[START]
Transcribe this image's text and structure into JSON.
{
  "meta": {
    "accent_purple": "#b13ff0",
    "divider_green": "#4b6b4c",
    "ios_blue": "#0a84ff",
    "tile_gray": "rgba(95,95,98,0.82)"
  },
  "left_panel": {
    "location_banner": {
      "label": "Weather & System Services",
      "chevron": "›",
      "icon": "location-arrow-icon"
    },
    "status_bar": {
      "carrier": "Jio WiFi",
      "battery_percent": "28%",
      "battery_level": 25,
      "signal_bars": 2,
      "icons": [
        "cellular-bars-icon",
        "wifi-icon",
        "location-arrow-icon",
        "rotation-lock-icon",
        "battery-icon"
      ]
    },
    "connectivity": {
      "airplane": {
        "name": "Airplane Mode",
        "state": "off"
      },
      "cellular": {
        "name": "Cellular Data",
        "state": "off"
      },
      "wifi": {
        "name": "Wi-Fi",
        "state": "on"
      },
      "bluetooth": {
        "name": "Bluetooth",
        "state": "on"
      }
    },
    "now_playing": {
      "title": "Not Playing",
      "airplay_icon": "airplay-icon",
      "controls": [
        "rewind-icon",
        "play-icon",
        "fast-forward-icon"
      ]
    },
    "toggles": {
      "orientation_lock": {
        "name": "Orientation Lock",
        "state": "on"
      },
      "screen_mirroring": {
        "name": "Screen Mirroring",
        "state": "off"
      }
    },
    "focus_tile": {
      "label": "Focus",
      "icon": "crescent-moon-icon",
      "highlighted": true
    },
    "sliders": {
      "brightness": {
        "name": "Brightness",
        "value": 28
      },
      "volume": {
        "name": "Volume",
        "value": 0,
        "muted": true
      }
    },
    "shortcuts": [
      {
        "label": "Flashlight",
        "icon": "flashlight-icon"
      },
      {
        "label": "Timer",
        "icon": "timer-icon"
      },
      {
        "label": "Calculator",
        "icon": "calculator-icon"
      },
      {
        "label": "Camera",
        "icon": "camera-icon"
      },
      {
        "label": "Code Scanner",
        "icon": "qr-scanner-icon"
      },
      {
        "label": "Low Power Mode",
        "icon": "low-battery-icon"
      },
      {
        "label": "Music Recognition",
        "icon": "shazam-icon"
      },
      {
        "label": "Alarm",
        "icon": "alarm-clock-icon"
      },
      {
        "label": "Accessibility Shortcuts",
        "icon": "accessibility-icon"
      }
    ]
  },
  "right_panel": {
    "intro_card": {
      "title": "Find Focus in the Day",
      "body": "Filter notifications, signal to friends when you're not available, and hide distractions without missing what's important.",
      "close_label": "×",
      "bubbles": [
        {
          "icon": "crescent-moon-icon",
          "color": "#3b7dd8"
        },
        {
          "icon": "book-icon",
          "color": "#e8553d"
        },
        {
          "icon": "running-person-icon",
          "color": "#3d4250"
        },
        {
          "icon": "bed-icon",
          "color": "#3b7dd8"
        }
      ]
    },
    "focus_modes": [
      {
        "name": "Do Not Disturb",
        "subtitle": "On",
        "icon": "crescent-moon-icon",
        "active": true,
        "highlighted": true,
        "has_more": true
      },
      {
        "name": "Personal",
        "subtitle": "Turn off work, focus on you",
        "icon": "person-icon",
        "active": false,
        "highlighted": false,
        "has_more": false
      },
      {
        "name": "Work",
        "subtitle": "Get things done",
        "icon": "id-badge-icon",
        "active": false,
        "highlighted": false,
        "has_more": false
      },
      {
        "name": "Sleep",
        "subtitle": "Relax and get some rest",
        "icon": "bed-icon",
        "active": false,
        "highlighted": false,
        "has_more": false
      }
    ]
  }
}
[END]
[START]
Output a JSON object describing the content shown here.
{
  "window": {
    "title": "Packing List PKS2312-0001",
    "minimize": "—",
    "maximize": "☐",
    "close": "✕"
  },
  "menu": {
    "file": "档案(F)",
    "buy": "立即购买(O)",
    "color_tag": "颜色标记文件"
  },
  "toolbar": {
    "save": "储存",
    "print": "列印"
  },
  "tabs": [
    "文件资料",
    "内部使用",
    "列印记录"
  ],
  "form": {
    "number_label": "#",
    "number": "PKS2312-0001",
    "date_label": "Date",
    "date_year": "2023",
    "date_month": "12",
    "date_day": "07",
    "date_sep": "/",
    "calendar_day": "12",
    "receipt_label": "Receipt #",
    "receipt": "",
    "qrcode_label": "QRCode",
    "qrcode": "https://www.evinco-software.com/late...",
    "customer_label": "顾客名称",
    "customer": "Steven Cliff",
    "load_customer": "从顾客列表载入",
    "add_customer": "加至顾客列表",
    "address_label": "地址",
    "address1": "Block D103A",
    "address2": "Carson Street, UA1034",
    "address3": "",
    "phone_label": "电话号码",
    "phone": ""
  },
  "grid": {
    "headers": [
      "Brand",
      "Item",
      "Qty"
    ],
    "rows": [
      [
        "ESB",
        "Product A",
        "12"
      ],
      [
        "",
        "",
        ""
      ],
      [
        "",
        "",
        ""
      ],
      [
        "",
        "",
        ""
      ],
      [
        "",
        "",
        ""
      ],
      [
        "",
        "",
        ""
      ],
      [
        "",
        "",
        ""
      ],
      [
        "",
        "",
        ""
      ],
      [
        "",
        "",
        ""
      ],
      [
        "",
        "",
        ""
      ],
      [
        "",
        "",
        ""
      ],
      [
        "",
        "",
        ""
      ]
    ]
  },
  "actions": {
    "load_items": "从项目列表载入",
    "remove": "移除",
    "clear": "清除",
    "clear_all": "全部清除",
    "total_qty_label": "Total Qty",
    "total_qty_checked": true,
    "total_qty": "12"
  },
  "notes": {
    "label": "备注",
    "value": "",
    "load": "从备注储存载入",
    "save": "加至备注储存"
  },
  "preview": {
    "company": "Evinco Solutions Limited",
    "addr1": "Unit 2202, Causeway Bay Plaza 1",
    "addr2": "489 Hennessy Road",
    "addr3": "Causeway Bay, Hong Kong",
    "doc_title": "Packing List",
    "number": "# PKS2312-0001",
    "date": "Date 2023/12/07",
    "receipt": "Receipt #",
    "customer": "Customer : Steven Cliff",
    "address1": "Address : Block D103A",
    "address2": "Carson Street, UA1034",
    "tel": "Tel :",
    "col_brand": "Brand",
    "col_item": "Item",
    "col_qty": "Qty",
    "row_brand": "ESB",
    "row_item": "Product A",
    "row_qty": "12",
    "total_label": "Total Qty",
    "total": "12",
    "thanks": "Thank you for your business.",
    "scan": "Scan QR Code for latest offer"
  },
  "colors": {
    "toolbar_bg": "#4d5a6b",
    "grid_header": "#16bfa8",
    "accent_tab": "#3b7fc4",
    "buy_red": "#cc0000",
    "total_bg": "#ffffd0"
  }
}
[END]
[START]
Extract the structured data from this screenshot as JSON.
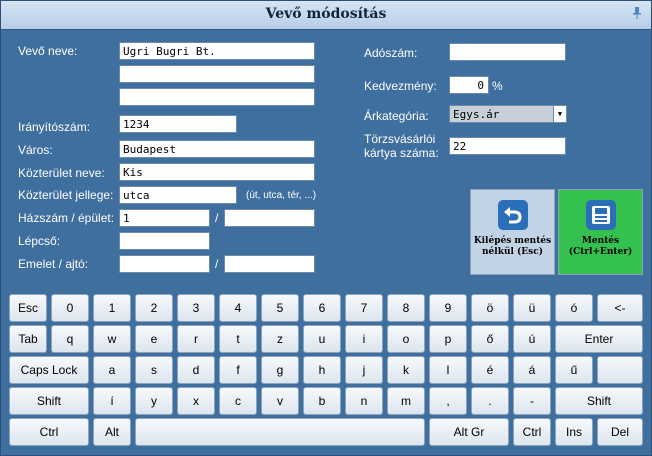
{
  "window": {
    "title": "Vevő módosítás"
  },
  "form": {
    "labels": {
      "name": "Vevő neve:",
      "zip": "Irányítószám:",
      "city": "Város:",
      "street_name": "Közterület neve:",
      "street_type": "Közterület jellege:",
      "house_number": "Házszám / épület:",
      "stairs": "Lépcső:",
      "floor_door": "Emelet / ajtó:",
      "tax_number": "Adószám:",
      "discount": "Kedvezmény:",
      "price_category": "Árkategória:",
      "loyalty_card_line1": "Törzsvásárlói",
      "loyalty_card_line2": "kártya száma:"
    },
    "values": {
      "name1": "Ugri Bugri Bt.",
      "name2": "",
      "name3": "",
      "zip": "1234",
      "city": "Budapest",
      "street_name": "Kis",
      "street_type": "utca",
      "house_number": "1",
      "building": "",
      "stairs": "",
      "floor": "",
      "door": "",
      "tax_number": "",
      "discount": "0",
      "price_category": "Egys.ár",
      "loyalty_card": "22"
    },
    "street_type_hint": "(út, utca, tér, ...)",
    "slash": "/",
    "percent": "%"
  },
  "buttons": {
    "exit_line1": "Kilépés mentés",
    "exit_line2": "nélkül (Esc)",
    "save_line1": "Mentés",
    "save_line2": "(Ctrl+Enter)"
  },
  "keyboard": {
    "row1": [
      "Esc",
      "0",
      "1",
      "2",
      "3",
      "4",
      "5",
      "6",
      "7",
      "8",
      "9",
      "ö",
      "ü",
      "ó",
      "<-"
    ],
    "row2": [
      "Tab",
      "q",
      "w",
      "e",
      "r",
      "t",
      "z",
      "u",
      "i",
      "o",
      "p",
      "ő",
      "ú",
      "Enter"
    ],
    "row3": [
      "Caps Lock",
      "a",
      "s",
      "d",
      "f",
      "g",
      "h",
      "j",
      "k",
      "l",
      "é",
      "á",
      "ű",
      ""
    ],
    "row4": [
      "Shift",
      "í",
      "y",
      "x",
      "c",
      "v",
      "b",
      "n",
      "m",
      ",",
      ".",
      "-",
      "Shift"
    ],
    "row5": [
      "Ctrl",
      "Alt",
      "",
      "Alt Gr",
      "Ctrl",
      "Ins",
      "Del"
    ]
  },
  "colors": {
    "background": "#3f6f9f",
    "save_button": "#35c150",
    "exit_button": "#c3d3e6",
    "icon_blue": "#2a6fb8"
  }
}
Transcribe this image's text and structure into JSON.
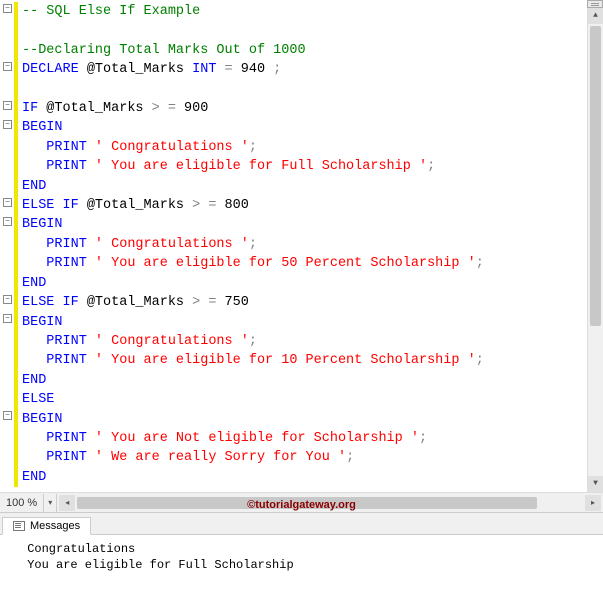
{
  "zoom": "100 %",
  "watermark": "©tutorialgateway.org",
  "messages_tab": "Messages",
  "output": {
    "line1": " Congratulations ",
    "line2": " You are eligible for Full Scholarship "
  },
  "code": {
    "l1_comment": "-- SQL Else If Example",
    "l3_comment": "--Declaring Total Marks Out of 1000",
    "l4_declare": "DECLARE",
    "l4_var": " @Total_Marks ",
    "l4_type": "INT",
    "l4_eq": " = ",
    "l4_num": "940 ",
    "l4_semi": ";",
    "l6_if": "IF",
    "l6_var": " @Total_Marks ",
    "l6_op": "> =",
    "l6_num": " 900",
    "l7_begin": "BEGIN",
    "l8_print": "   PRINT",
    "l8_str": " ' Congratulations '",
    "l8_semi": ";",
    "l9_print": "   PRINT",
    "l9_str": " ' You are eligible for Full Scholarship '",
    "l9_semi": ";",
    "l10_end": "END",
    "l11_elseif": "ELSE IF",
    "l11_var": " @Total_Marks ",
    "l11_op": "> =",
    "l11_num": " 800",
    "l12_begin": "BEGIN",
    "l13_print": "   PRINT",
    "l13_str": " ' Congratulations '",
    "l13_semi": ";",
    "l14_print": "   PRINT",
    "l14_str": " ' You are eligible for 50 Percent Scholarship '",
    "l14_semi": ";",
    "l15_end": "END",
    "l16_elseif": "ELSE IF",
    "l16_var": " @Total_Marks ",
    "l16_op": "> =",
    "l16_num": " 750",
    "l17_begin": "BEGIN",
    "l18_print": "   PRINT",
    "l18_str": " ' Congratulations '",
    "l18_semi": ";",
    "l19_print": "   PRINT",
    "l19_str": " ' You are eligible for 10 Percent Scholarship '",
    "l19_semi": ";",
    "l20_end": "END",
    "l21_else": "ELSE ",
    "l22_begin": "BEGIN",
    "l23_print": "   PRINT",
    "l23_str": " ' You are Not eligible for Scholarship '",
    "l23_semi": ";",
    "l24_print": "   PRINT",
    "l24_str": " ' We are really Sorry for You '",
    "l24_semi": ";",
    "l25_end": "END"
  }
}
[END]
EXERCISE GOAL — Pick out each line that holds the string "Közterület".

WRITTEN ANSWER —
      "street_name": "Közterület neve:",
      "street_type": "Közterület jellege:",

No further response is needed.